[Records from a collection]
****************

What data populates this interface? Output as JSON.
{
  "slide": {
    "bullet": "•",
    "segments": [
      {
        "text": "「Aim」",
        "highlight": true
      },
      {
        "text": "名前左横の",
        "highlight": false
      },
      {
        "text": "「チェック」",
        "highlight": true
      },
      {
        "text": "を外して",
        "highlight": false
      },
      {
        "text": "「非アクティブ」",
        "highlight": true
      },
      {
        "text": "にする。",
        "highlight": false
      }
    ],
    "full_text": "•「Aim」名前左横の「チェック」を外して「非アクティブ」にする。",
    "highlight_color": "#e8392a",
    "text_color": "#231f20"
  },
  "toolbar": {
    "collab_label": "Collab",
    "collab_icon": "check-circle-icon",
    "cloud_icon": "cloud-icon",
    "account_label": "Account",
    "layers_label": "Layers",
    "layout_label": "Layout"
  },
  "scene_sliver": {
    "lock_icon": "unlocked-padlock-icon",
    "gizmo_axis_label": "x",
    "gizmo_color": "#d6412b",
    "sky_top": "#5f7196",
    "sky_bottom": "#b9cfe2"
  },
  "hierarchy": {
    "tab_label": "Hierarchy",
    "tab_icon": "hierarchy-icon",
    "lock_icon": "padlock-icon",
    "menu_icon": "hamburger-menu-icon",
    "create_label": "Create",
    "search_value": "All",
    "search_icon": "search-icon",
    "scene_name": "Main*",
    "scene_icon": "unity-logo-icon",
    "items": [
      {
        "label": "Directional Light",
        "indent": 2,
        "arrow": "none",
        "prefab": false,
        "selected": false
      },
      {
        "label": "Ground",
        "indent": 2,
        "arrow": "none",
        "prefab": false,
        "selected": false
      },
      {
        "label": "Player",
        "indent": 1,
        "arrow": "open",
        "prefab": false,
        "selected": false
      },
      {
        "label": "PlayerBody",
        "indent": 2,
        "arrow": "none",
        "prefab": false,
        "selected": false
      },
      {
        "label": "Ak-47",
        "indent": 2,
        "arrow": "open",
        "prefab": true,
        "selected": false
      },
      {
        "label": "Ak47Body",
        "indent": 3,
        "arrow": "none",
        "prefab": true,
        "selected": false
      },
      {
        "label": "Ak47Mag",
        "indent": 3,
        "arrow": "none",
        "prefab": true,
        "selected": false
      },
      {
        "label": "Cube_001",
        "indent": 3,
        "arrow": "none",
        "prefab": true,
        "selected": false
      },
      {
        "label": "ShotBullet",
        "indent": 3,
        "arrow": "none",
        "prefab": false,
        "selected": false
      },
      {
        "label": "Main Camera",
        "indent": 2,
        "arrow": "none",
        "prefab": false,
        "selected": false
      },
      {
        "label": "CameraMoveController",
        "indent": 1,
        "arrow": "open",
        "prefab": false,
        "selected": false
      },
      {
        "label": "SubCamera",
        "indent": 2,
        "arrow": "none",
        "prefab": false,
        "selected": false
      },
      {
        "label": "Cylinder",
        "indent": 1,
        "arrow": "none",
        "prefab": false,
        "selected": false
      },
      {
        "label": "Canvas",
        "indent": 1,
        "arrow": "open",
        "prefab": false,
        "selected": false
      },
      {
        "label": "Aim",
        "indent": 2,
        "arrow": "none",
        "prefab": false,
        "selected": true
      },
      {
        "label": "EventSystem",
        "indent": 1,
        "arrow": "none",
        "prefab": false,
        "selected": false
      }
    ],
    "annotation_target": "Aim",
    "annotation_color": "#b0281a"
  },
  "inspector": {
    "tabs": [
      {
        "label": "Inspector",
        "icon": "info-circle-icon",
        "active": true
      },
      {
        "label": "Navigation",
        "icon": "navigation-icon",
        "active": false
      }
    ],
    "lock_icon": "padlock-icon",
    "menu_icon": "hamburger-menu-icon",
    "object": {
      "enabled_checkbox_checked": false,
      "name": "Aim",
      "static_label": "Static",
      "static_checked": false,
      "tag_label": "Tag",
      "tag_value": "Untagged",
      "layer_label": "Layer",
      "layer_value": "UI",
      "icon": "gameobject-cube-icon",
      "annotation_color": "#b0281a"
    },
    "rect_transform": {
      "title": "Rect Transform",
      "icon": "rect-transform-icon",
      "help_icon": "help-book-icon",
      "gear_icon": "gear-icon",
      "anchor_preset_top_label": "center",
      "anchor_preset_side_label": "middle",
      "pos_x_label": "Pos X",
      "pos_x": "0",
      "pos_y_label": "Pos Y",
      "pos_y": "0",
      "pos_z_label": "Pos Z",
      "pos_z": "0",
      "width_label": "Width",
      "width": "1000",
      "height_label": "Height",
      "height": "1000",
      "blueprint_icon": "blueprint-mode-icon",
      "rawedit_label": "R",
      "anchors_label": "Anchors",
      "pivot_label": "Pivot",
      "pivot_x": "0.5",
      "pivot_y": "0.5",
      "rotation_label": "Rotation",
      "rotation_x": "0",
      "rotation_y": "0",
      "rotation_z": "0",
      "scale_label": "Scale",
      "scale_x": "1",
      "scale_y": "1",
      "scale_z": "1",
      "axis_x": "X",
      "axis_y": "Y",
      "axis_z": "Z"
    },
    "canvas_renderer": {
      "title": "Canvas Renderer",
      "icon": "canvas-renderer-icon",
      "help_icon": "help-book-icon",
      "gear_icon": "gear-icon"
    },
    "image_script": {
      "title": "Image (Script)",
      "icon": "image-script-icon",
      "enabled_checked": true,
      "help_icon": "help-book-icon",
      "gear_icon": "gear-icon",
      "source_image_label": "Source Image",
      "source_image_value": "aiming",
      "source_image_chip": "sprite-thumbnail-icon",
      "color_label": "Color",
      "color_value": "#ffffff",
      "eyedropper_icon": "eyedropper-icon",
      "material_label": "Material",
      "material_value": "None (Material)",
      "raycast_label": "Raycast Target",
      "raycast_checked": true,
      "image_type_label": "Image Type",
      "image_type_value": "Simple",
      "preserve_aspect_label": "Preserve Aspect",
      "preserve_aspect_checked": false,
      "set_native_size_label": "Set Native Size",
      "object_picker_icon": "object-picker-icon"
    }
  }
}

****************

**Given instruction**:
Using the data above, repeat every line exactly.

**Response to this exercise**:
What data populates this interface? Output as JSON.
{
  "slide": {
    "bullet": "•",
    "segments": [
      {
        "text": "「Aim」",
        "highlight": true
      },
      {
        "text": "名前左横の",
        "highlight": false
      },
      {
        "text": "「チェック」",
        "highlight": true
      },
      {
        "text": "を外して",
        "highlight": false
      },
      {
        "text": "「非アクティブ」",
        "highlight": true
      },
      {
        "text": "にする。",
        "highlight": false
      }
    ],
    "full_text": "•「Aim」名前左横の「チェック」を外して「非アクティブ」にする。",
    "highlight_color": "#e8392a",
    "text_color": "#231f20"
  },
  "toolbar": {
    "collab_label": "Collab",
    "collab_icon": "check-circle-icon",
    "cloud_icon": "cloud-icon",
    "account_label": "Account",
    "layers_label": "Layers",
    "layout_label": "Layout"
  },
  "scene_sliver": {
    "lock_icon": "unlocked-padlock-icon",
    "gizmo_axis_label": "x",
    "gizmo_color": "#d6412b",
    "sky_top": "#5f7196",
    "sky_bottom": "#b9cfe2"
  },
  "hierarchy": {
    "tab_label": "Hierarchy",
    "tab_icon": "hierarchy-icon",
    "lock_icon": "padlock-icon",
    "menu_icon": "hamburger-menu-icon",
    "create_label": "Create",
    "search_value": "All",
    "search_icon": "search-icon",
    "scene_name": "Main*",
    "scene_icon": "unity-logo-icon",
    "items": [
      {
        "label": "Directional Light",
        "indent": 2,
        "arrow": "none",
        "prefab": false,
        "selected": false
      },
      {
        "label": "Ground",
        "indent": 2,
        "arrow": "none",
        "prefab": false,
        "selected": false
      },
      {
        "label": "Player",
        "indent": 1,
        "arrow": "open",
        "prefab": false,
        "selected": false
      },
      {
        "label": "PlayerBody",
        "indent": 2,
        "arrow": "none",
        "prefab": false,
        "selected": false
      },
      {
        "label": "Ak-47",
        "indent": 2,
        "arrow": "open",
        "prefab": true,
        "selected": false
      },
      {
        "label": "Ak47Body",
        "indent": 3,
        "arrow": "none",
        "prefab": true,
        "selected": false
      },
      {
        "label": "Ak47Mag",
        "indent": 3,
        "arrow": "none",
        "prefab": true,
        "selected": false
      },
      {
        "label": "Cube_001",
        "indent": 3,
        "arrow": "none",
        "prefab": true,
        "selected": false
      },
      {
        "label": "ShotBullet",
        "indent": 3,
        "arrow": "none",
        "prefab": false,
        "selected": false
      },
      {
        "label": "Main Camera",
        "indent": 2,
        "arrow": "none",
        "prefab": false,
        "selected": false
      },
      {
        "label": "CameraMoveController",
        "indent": 1,
        "arrow": "open",
        "prefab": false,
        "selected": false
      },
      {
        "label": "SubCamera",
        "indent": 2,
        "arrow": "none",
        "prefab": false,
        "selected": false
      },
      {
        "label": "Cylinder",
        "indent": 1,
        "arrow": "none",
        "prefab": false,
        "selected": false
      },
      {
        "label": "Canvas",
        "indent": 1,
        "arrow": "open",
        "prefab": false,
        "selected": false
      },
      {
        "label": "Aim",
        "indent": 2,
        "arrow": "none",
        "prefab": false,
        "selected": true
      },
      {
        "label": "EventSystem",
        "indent": 1,
        "arrow": "none",
        "prefab": false,
        "selected": false
      }
    ],
    "annotation_target": "Aim",
    "annotation_color": "#b0281a"
  },
  "inspector": {
    "tabs": [
      {
        "label": "Inspector",
        "icon": "info-circle-icon",
        "active": true
      },
      {
        "label": "Navigation",
        "icon": "navigation-icon",
        "active": false
      }
    ],
    "lock_icon": "padlock-icon",
    "menu_icon": "hamburger-menu-icon",
    "object": {
      "enabled_checkbox_checked": false,
      "name": "Aim",
      "static_label": "Static",
      "static_checked": false,
      "tag_label": "Tag",
      "tag_value": "Untagged",
      "layer_label": "Layer",
      "layer_value": "UI",
      "icon": "gameobject-cube-icon",
      "annotation_color": "#b0281a"
    },
    "rect_transform": {
      "title": "Rect Transform",
      "icon": "rect-transform-icon",
      "help_icon": "help-book-icon",
      "gear_icon": "gear-icon",
      "anchor_preset_top_label": "center",
      "anchor_preset_side_label": "middle",
      "pos_x_label": "Pos X",
      "pos_x": "0",
      "pos_y_label": "Pos Y",
      "pos_y": "0",
      "pos_z_label": "Pos Z",
      "pos_z": "0",
      "width_label": "Width",
      "width": "1000",
      "height_label": "Height",
      "height": "1000",
      "blueprint_icon": "blueprint-mode-icon",
      "rawedit_label": "R",
      "anchors_label": "Anchors",
      "pivot_label": "Pivot",
      "pivot_x": "0.5",
      "pivot_y": "0.5",
      "rotation_label": "Rotation",
      "rotation_x": "0",
      "rotation_y": "0",
      "rotation_z": "0",
      "scale_label": "Scale",
      "scale_x": "1",
      "scale_y": "1",
      "scale_z": "1",
      "axis_x": "X",
      "axis_y": "Y",
      "axis_z": "Z"
    },
    "canvas_renderer": {
      "title": "Canvas Renderer",
      "icon": "canvas-renderer-icon",
      "help_icon": "help-book-icon",
      "gear_icon": "gear-icon"
    },
    "image_script": {
      "title": "Image (Script)",
      "icon": "image-script-icon",
      "enabled_checked": true,
      "help_icon": "help-book-icon",
      "gear_icon": "gear-icon",
      "source_image_label": "Source Image",
      "source_image_value": "aiming",
      "source_image_chip": "sprite-thumbnail-icon",
      "color_label": "Color",
      "color_value": "#ffffff",
      "eyedropper_icon": "eyedropper-icon",
      "material_label": "Material",
      "material_value": "None (Material)",
      "raycast_label": "Raycast Target",
      "raycast_checked": true,
      "image_type_label": "Image Type",
      "image_type_value": "Simple",
      "preserve_aspect_label": "Preserve Aspect",
      "preserve_aspect_checked": false,
      "set_native_size_label": "Set Native Size",
      "object_picker_icon": "object-picker-icon"
    }
  }
}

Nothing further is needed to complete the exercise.